• _Texto extraído_:
◆ ◆ ◆ ◆

Efeito de histerese na política

A plasticina, para além de flexível, mantém as suas propriedades na ausência das forças que a deformaram.
A plasticina, para além de flexível, mantém as suas propriedades na ausência das forças que a deformaram.

A histerese é um fenómeno físico frequentemente usado em economia como modelo teórico para estudar efeitos permanentes que tendem a perdurar mesmo na ausência do estímulo que inicialmente os causou. O princípio é simples, mas com importantes implicações: um sistema que tenha sido sujeito a um determinado tipo de choque pode manter as propriedades decorrentes desse choque, mesmo na ausência do estímulo que as gerou. Uma ilustração teórica: reunindo-se condições de pressão e temperatura suficientes para transformar carbono simples em diamante, as moléculas assumirão de forma definitiva esta nova forma, mesmo que a pressão e temperatura voltem ao normal.

◆ ◆ ◆ ◆

Excertos de um conjunto de dados
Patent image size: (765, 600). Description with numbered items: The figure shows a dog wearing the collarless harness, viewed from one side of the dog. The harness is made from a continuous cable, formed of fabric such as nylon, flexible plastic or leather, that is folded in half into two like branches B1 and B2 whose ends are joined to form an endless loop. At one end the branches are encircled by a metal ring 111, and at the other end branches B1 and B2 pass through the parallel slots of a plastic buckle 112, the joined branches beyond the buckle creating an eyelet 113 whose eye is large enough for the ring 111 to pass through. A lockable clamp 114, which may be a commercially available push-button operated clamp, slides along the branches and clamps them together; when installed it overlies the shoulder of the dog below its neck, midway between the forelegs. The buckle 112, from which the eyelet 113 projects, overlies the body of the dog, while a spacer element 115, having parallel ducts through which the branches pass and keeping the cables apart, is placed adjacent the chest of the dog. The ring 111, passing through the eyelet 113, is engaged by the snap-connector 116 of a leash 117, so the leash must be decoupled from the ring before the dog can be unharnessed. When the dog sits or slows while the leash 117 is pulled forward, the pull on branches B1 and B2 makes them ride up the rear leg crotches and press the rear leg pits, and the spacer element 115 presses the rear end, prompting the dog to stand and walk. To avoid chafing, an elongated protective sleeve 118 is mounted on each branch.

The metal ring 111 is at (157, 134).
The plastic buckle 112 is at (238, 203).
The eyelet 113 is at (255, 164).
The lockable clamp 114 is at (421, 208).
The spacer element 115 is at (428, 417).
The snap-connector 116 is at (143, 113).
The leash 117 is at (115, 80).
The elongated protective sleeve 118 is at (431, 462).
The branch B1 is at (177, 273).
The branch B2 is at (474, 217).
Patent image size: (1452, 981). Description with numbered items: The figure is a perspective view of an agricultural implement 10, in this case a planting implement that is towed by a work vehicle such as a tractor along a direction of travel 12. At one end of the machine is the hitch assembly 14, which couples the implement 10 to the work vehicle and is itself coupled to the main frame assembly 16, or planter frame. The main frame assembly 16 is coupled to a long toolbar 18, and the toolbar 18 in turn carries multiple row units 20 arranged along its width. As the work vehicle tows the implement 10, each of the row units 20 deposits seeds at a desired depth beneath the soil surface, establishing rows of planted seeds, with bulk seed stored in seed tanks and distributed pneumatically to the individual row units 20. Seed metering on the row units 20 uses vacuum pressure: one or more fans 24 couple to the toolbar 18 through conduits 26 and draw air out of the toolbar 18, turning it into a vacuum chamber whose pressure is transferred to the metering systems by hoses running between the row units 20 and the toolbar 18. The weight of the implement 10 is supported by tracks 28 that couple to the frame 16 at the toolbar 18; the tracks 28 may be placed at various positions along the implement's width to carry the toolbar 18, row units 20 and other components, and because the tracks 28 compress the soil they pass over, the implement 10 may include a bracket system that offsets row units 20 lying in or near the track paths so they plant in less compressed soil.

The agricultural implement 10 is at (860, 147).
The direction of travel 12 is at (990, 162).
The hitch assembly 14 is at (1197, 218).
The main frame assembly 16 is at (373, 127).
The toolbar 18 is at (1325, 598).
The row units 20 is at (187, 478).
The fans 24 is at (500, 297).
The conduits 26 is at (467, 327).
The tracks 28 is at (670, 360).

◆ ◆ ◆ ◆

• _O que se pede_:
Com base no texto sobre a histerese, responda às perguntas seguintes:
(a) Segundo o texto, o que mantém a plasticina na ausência das forças que a deformaram?
(b) Em que área é a histerese frequentemente usada como modelo teórico?
(c) Que condições têm de se reunir para transformar carbono simples em diamante?

• _Resposta à tarefa_:
(a) Mantém as suas propriedades.
(b) Na economia.
(c) Condições de pressão e temperatura suficientes.